** start Dataset rows **

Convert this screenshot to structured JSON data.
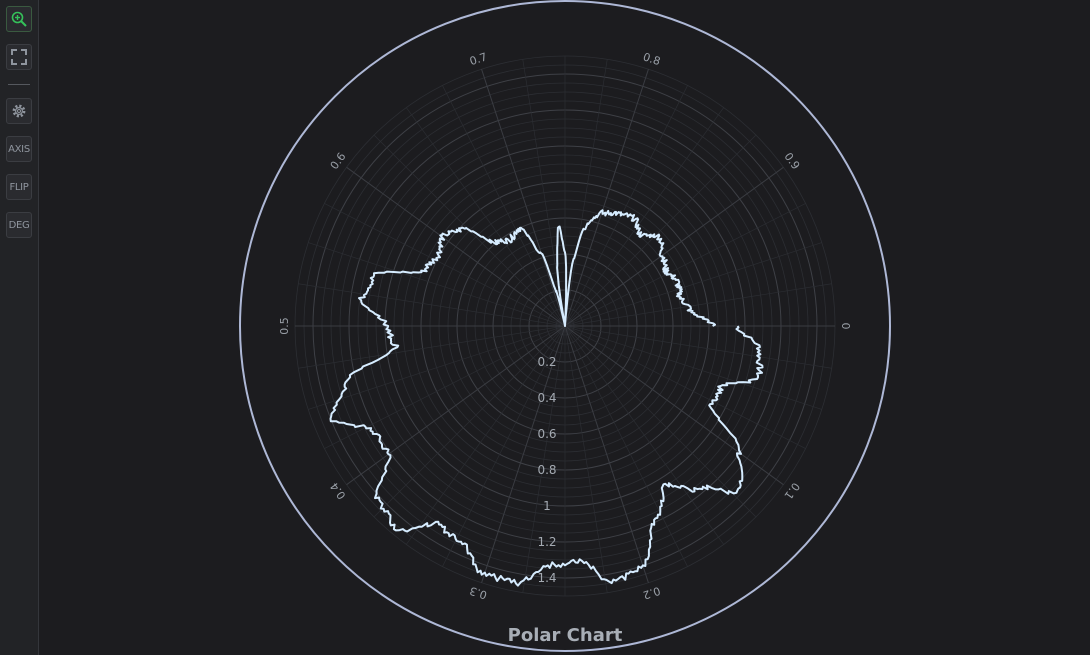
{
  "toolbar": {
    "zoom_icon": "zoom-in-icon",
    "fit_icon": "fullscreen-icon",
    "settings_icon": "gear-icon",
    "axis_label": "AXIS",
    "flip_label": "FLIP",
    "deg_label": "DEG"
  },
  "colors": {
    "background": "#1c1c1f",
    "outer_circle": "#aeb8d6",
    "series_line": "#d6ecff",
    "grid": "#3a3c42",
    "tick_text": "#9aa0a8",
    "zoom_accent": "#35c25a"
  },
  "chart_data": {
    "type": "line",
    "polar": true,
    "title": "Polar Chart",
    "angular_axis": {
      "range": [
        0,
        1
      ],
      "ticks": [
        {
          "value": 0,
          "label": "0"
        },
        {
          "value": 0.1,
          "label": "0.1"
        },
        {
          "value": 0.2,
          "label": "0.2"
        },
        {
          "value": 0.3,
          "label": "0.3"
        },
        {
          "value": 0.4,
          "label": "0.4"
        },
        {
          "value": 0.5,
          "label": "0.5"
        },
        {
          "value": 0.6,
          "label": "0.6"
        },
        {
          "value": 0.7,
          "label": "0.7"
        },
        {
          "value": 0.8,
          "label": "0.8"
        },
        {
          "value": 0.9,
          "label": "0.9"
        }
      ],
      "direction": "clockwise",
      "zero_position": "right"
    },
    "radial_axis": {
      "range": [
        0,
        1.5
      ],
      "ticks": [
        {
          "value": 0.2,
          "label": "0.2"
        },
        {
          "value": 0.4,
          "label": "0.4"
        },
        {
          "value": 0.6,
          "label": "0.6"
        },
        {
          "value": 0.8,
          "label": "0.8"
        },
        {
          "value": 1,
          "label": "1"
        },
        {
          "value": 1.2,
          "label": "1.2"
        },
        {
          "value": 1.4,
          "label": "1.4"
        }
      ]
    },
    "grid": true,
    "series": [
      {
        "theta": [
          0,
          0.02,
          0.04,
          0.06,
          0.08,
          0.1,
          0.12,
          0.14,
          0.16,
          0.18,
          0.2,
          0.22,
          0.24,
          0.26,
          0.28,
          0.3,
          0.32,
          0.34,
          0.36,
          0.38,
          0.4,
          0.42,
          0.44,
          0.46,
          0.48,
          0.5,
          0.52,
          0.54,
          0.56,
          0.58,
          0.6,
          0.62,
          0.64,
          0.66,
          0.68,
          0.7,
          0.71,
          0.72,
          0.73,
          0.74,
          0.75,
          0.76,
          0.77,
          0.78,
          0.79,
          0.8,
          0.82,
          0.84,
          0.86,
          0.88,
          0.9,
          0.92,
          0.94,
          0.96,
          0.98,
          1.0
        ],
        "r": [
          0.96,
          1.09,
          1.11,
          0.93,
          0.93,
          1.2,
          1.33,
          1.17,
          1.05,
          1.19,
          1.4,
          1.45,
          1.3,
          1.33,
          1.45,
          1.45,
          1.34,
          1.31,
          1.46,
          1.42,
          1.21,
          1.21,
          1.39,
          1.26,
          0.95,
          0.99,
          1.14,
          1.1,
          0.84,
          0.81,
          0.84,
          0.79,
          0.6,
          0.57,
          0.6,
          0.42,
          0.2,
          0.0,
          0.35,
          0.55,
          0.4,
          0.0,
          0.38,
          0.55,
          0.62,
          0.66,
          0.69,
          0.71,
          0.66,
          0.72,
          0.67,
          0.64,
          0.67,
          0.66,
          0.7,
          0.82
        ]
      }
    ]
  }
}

** end Dataset rows **
** start Dataset rows **

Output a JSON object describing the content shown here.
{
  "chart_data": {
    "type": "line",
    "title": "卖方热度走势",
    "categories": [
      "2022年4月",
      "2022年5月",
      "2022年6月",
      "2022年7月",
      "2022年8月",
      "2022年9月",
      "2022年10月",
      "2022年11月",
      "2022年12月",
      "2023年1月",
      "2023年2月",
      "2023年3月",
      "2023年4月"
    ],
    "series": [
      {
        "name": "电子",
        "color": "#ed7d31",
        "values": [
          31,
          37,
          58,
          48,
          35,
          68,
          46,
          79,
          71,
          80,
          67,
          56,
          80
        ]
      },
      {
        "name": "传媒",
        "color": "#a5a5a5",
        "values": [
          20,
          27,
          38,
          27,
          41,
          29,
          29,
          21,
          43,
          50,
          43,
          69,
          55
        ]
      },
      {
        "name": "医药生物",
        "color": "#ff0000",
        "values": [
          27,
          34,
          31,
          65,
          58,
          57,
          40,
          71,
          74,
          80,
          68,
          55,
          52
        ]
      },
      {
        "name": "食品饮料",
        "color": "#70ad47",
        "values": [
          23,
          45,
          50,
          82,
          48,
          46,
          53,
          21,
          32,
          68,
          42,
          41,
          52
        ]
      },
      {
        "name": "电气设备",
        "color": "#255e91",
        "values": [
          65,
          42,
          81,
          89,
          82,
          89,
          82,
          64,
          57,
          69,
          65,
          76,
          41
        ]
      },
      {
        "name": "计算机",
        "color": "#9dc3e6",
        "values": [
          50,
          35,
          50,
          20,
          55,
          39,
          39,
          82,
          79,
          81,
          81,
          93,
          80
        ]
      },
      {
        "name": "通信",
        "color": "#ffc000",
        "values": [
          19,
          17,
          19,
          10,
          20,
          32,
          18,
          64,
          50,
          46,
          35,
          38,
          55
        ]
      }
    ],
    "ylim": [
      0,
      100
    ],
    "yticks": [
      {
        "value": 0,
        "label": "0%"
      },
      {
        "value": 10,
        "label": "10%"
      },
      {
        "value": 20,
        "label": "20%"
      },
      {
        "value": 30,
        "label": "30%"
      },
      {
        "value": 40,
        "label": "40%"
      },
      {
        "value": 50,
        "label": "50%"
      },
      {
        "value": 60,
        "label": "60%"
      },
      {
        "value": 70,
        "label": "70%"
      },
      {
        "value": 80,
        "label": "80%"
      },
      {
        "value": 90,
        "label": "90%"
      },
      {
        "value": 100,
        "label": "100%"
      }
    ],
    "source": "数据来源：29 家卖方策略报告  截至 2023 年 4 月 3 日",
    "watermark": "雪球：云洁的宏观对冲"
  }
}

** end Dataset rows **

__Goal of the exercise__: Some lines of the data may hold the word "JSON". Say how many do, with nothing else.

__Task output__: 2